TASK GOAL: Reproduce the listing exactly and skip over any pictures.

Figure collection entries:
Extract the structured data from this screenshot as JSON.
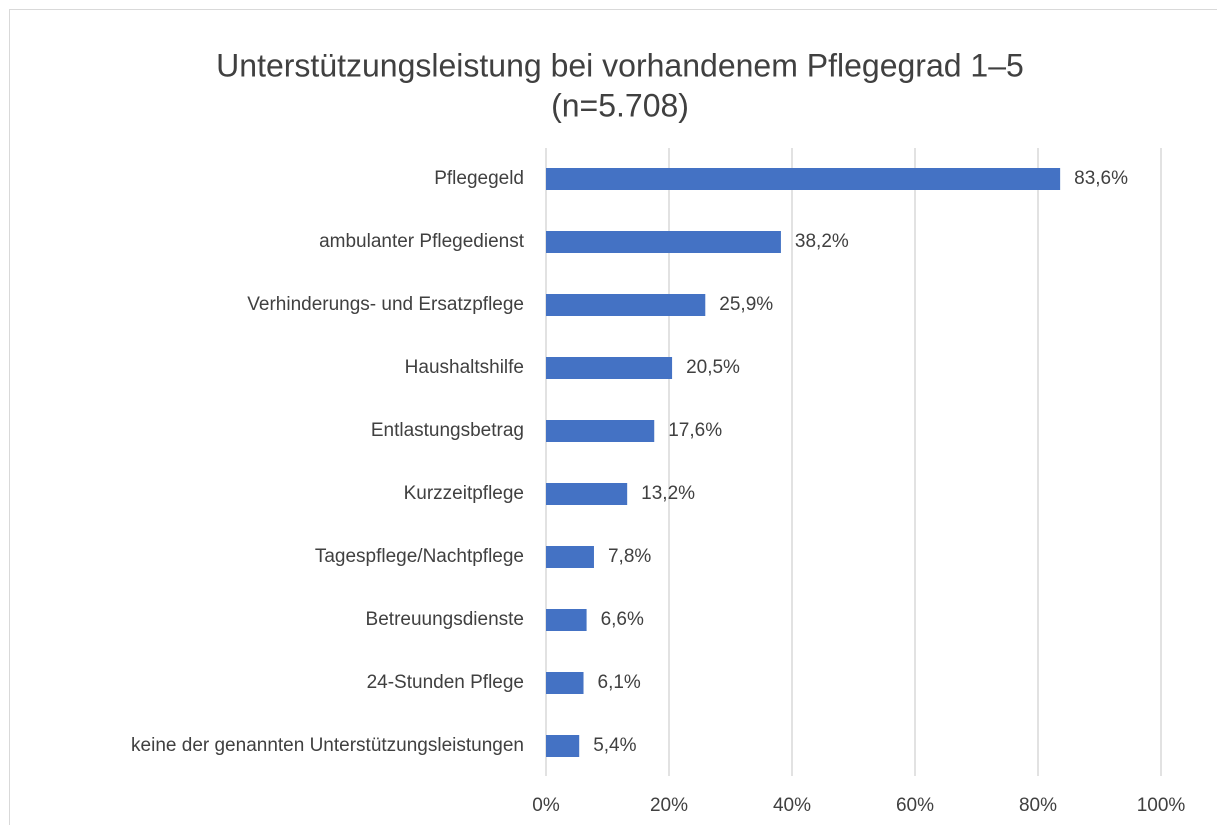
{
  "chart_data": {
    "type": "barh",
    "title": "Unterstützungsleistung bei vorhandenem Pflegegrad 1–5",
    "subtitle": "(n=5.708)",
    "categories": [
      "Pflegegeld",
      "ambulanter Pflegedienst",
      "Verhinderungs- und Ersatzpflege",
      "Haushaltshilfe",
      "Entlastungsbetrag",
      "Kurzzeitpflege",
      "Tagespflege/Nachtpflege",
      "Betreuungsdienste",
      "24-Stunden Pflege",
      "keine der genannten Unterstützungsleistungen"
    ],
    "values": [
      83.6,
      38.2,
      25.9,
      20.5,
      17.6,
      13.2,
      7.8,
      6.6,
      6.1,
      5.4
    ],
    "value_labels": [
      "83,6%",
      "38,2%",
      "25,9%",
      "20,5%",
      "17,6%",
      "13,2%",
      "7,8%",
      "6,6%",
      "6,1%",
      "5,4%"
    ],
    "color": "#4472c4",
    "xlim": [
      0,
      100
    ],
    "xticks": [
      {
        "value": 0,
        "label": "0%"
      },
      {
        "value": 20,
        "label": "20%"
      },
      {
        "value": 40,
        "label": "40%"
      },
      {
        "value": 60,
        "label": "60%"
      },
      {
        "value": 80,
        "label": "80%"
      },
      {
        "value": 100,
        "label": "100%"
      }
    ],
    "grid": true
  }
}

ANSWER TO THIS TASK:
Extract the structured data from this screenshot as JSON.
{
  "chart_data": {
    "type": "barh",
    "title": "Unterstützungsleistung bei vorhandenem Pflegegrad 1–5",
    "subtitle": "(n=5.708)",
    "categories": [
      "Pflegegeld",
      "ambulanter Pflegedienst",
      "Verhinderungs- und Ersatzpflege",
      "Haushaltshilfe",
      "Entlastungsbetrag",
      "Kurzzeitpflege",
      "Tagespflege/Nachtpflege",
      "Betreuungsdienste",
      "24-Stunden Pflege",
      "keine der genannten Unterstützungsleistungen"
    ],
    "values": [
      83.6,
      38.2,
      25.9,
      20.5,
      17.6,
      13.2,
      7.8,
      6.6,
      6.1,
      5.4
    ],
    "value_labels": [
      "83,6%",
      "38,2%",
      "25,9%",
      "20,5%",
      "17,6%",
      "13,2%",
      "7,8%",
      "6,6%",
      "6,1%",
      "5,4%"
    ],
    "color": "#4472c4",
    "xlim": [
      0,
      100
    ],
    "xticks": [
      {
        "value": 0,
        "label": "0%"
      },
      {
        "value": 20,
        "label": "20%"
      },
      {
        "value": 40,
        "label": "40%"
      },
      {
        "value": 60,
        "label": "60%"
      },
      {
        "value": 80,
        "label": "80%"
      },
      {
        "value": 100,
        "label": "100%"
      }
    ],
    "grid": true
  }
}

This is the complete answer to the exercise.